Repeat the whole of the data, keeping every detail the same.

###

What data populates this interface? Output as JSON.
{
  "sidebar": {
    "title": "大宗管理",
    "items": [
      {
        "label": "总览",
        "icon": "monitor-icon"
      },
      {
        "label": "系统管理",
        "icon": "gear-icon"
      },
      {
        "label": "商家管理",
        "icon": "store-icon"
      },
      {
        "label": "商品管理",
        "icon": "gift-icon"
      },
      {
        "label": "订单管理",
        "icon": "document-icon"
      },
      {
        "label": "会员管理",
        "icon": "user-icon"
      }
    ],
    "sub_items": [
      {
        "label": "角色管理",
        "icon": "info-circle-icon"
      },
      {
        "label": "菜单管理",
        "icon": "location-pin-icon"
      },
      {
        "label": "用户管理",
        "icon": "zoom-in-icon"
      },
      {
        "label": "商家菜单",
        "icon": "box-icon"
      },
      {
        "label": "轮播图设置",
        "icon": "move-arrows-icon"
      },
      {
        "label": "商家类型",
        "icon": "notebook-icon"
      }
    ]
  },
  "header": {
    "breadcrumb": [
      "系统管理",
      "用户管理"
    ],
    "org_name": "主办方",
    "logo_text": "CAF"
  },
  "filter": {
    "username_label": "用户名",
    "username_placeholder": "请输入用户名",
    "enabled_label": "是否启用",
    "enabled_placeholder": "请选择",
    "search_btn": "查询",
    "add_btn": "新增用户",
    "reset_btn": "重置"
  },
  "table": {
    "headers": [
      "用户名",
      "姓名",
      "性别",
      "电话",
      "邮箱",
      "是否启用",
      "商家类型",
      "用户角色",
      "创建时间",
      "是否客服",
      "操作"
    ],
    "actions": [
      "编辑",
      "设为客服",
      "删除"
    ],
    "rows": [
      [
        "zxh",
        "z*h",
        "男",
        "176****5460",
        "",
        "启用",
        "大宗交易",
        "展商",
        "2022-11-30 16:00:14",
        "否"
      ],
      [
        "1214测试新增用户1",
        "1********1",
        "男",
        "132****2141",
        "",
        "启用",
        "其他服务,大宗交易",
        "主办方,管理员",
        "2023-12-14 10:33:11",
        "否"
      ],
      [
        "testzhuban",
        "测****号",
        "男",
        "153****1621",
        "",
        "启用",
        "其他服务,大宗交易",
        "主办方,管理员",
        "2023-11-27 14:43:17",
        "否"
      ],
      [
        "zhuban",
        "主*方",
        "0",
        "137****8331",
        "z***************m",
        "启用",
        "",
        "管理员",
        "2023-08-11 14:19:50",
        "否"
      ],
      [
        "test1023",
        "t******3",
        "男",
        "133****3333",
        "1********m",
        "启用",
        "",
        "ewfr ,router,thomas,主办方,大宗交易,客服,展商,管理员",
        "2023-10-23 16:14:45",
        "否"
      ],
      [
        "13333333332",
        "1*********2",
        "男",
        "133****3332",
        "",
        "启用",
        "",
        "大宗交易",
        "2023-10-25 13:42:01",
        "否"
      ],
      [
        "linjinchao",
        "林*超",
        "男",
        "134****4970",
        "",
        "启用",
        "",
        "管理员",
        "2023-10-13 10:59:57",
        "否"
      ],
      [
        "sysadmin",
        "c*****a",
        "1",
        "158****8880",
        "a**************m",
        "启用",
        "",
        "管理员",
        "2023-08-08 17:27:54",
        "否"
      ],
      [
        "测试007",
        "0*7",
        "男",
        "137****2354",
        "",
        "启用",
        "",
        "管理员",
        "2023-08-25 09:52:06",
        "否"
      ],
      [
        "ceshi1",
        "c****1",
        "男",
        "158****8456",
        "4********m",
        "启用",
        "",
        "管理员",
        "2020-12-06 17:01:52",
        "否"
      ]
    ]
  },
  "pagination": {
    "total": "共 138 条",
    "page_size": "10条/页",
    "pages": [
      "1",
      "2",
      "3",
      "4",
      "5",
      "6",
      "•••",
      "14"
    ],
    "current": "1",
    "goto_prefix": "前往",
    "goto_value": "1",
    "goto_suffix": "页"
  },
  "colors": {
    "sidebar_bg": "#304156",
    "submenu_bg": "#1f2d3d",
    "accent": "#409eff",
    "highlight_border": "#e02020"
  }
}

###

Problem solution |
What data populates this interface? Output as JSON.
{
  "sidebar": {
    "title": "大宗管理",
    "items": [
      {
        "label": "总览",
        "icon": "monitor-icon"
      },
      {
        "label": "系统管理",
        "icon": "gear-icon"
      },
      {
        "label": "商家管理",
        "icon": "store-icon"
      },
      {
        "label": "商品管理",
        "icon": "gift-icon"
      },
      {
        "label": "订单管理",
        "icon": "document-icon"
      },
      {
        "label": "会员管理",
        "icon": "user-icon"
      }
    ],
    "sub_items": [
      {
        "label": "角色管理",
        "icon": "info-circle-icon"
      },
      {
        "label": "菜单管理",
        "icon": "location-pin-icon"
      },
      {
        "label": "用户管理",
        "icon": "zoom-in-icon"
      },
      {
        "label": "商家菜单",
        "icon": "box-icon"
      },
      {
        "label": "轮播图设置",
        "icon": "move-arrows-icon"
      },
      {
        "label": "商家类型",
        "icon": "notebook-icon"
      }
    ]
  },
  "header": {
    "breadcrumb": [
      "系统管理",
      "用户管理"
    ],
    "org_name": "主办方",
    "logo_text": "CAF"
  },
  "filter": {
    "username_label": "用户名",
    "username_placeholder": "请输入用户名",
    "enabled_label": "是否启用",
    "enabled_placeholder": "请选择",
    "search_btn": "查询",
    "add_btn": "新增用户",
    "reset_btn": "重置"
  },
  "table": {
    "headers": [
      "用户名",
      "姓名",
      "性别",
      "电话",
      "邮箱",
      "是否启用",
      "商家类型",
      "用户角色",
      "创建时间",
      "是否客服",
      "操作"
    ],
    "actions": [
      "编辑",
      "设为客服",
      "删除"
    ],
    "rows": [
      [
        "zxh",
        "z*h",
        "男",
        "176****5460",
        "",
        "启用",
        "大宗交易",
        "展商",
        "2022-11-30 16:00:14",
        "否"
      ],
      [
        "1214测试新增用户1",
        "1********1",
        "男",
        "132****2141",
        "",
        "启用",
        "其他服务,大宗交易",
        "主办方,管理员",
        "2023-12-14 10:33:11",
        "否"
      ],
      [
        "testzhuban",
        "测****号",
        "男",
        "153****1621",
        "",
        "启用",
        "其他服务,大宗交易",
        "主办方,管理员",
        "2023-11-27 14:43:17",
        "否"
      ],
      [
        "zhuban",
        "主*方",
        "0",
        "137****8331",
        "z***************m",
        "启用",
        "",
        "管理员",
        "2023-08-11 14:19:50",
        "否"
      ],
      [
        "test1023",
        "t******3",
        "男",
        "133****3333",
        "1********m",
        "启用",
        "",
        "ewfr ,router,thomas,主办方,大宗交易,客服,展商,管理员",
        "2023-10-23 16:14:45",
        "否"
      ],
      [
        "13333333332",
        "1*********2",
        "男",
        "133****3332",
        "",
        "启用",
        "",
        "大宗交易",
        "2023-10-25 13:42:01",
        "否"
      ],
      [
        "linjinchao",
        "林*超",
        "男",
        "134****4970",
        "",
        "启用",
        "",
        "管理员",
        "2023-10-13 10:59:57",
        "否"
      ],
      [
        "sysadmin",
        "c*****a",
        "1",
        "158****8880",
        "a**************m",
        "启用",
        "",
        "管理员",
        "2023-08-08 17:27:54",
        "否"
      ],
      [
        "测试007",
        "0*7",
        "男",
        "137****2354",
        "",
        "启用",
        "",
        "管理员",
        "2023-08-25 09:52:06",
        "否"
      ],
      [
        "ceshi1",
        "c****1",
        "男",
        "158****8456",
        "4********m",
        "启用",
        "",
        "管理员",
        "2020-12-06 17:01:52",
        "否"
      ]
    ]
  },
  "pagination": {
    "total": "共 138 条",
    "page_size": "10条/页",
    "pages": [
      "1",
      "2",
      "3",
      "4",
      "5",
      "6",
      "•••",
      "14"
    ],
    "current": "1",
    "goto_prefix": "前往",
    "goto_value": "1",
    "goto_suffix": "页"
  },
  "colors": {
    "sidebar_bg": "#304156",
    "submenu_bg": "#1f2d3d",
    "accent": "#409eff",
    "highlight_border": "#e02020"
  }
}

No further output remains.